#### What to do:
Write out the whole listing, matching it exactly.

[Records contained in a dataset]
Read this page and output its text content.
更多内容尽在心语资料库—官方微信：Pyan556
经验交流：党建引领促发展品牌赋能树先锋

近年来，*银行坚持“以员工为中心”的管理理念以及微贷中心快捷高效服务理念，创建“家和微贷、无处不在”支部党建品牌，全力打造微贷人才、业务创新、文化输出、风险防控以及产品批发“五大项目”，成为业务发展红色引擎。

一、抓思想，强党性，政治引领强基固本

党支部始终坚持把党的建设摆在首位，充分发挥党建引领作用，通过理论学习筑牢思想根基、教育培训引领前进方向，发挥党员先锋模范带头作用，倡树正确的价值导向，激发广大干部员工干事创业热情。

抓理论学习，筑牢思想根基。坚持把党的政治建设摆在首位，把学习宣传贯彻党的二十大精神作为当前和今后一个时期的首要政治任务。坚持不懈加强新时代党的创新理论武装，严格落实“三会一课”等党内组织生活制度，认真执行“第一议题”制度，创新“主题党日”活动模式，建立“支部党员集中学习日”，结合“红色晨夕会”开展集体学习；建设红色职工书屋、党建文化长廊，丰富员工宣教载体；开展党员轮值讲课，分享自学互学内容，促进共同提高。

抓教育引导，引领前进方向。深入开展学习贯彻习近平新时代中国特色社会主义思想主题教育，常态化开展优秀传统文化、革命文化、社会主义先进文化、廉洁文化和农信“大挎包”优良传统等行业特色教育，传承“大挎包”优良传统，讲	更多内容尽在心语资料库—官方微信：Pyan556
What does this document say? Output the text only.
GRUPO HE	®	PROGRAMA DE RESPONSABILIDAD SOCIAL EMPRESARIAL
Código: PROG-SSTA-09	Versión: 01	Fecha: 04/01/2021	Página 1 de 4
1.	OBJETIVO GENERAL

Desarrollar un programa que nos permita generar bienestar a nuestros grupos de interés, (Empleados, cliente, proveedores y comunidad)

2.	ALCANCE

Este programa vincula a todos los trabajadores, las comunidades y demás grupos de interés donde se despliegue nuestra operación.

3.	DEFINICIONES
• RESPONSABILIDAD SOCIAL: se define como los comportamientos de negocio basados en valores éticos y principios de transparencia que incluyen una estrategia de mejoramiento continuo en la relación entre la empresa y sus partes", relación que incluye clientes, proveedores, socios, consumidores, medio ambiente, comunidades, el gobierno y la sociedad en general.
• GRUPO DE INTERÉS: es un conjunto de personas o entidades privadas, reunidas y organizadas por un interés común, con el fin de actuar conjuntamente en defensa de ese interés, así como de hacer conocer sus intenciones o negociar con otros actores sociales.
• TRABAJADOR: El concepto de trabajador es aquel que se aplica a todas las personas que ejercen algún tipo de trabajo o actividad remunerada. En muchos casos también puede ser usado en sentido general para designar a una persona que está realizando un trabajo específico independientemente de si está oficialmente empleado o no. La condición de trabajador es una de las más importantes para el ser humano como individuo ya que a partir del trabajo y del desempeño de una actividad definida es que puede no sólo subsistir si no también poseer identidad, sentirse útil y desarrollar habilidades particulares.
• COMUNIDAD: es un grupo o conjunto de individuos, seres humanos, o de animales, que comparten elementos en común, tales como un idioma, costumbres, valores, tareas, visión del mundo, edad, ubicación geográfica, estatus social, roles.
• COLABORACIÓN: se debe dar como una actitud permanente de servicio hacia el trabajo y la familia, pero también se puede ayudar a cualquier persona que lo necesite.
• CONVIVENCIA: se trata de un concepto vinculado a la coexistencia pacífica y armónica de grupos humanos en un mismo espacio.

#### Problem solution:
Read this page and output its text content.
更多内容尽在心语资料库—官方微信：Pyan556
经验交流：党建引领促发展品牌赋能树先锋

近年来，*银行坚持“以员工为中心”的管理理念以及微贷中心快捷高效服务理念，创建“家和微贷、无处不在”支部党建品牌，全力打造微贷人才、业务创新、文化输出、风险防控以及产品批发“五大项目”，成为业务发展红色引擎。

一、抓思想，强党性，政治引领强基固本

党支部始终坚持把党的建设摆在首位，充分发挥党建引领作用，通过理论学习筑牢思想根基、教育培训引领前进方向，发挥党员先锋模范带头作用，倡树正确的价值导向，激发广大干部员工干事创业热情。

抓理论学习，筑牢思想根基。坚持把党的政治建设摆在首位，把学习宣传贯彻党的二十大精神作为当前和今后一个时期的首要政治任务。坚持不懈加强新时代党的创新理论武装，严格落实“三会一课”等党内组织生活制度，认真执行“第一议题”制度，创新“主题党日”活动模式，建立“支部党员集中学习日”，结合“红色晨夕会”开展集体学习；建设红色职工书屋、党建文化长廊，丰富员工宣教载体；开展党员轮值讲课，分享自学互学内容，促进共同提高。

抓教育引导，引领前进方向。深入开展学习贯彻习近平新时代中国特色社会主义思想主题教育，常态化开展优秀传统文化、革命文化、社会主义先进文化、廉洁文化和农信“大挎包”优良传统等行业特色教育，传承“大挎包”优良传统，讲	更多内容尽在心语资料库—官方微信：Pyan556
What does this document say? Output the text only.
GRUPO HE	®	PROGRAMA DE RESPONSABILIDAD SOCIAL EMPRESARIAL
Código: PROG-SSTA-09	Versión: 01	Fecha: 04/01/2021	Página 1 de 4
1.	OBJETIVO GENERAL

Desarrollar un programa que nos permita generar bienestar a nuestros grupos de interés, (Empleados, cliente, proveedores y comunidad)

2.	ALCANCE

Este programa vincula a todos los trabajadores, las comunidades y demás grupos de interés donde se despliegue nuestra operación.

3.	DEFINICIONES
• RESPONSABILIDAD SOCIAL: se define como los comportamientos de negocio basados en valores éticos y principios de transparencia que incluyen una estrategia de mejoramiento continuo en la relación entre la empresa y sus partes", relación que incluye clientes, proveedores, socios, consumidores, medio ambiente, comunidades, el gobierno y la sociedad en general.
• GRUPO DE INTERÉS: es un conjunto de personas o entidades privadas, reunidas y organizadas por un interés común, con el fin de actuar conjuntamente en defensa de ese interés, así como de hacer conocer sus intenciones o negociar con otros actores sociales.
• TRABAJADOR: El concepto de trabajador es aquel que se aplica a todas las personas que ejercen algún tipo de trabajo o actividad remunerada. En muchos casos también puede ser usado en sentido general para designar a una persona que está realizando un trabajo específico independientemente de si está oficialmente empleado o no. La condición de trabajador es una de las más importantes para el ser humano como individuo ya que a partir del trabajo y del desempeño de una actividad definida es que puede no sólo subsistir si no también poseer identidad, sentirse útil y desarrollar habilidades particulares.
• COMUNIDAD: es un grupo o conjunto de individuos, seres humanos, o de animales, que comparten elementos en común, tales como un idioma, costumbres, valores, tareas, visión del mundo, edad, ubicación geográfica, estatus social, roles.
• COLABORACIÓN: se debe dar como una actitud permanente de servicio hacia el trabajo y la familia, pero también se puede ayudar a cualquier persona que lo necesite.
• CONVIVENCIA: se trata de un concepto vinculado a la coexistencia pacífica y armónica de grupos humanos en un mismo espacio.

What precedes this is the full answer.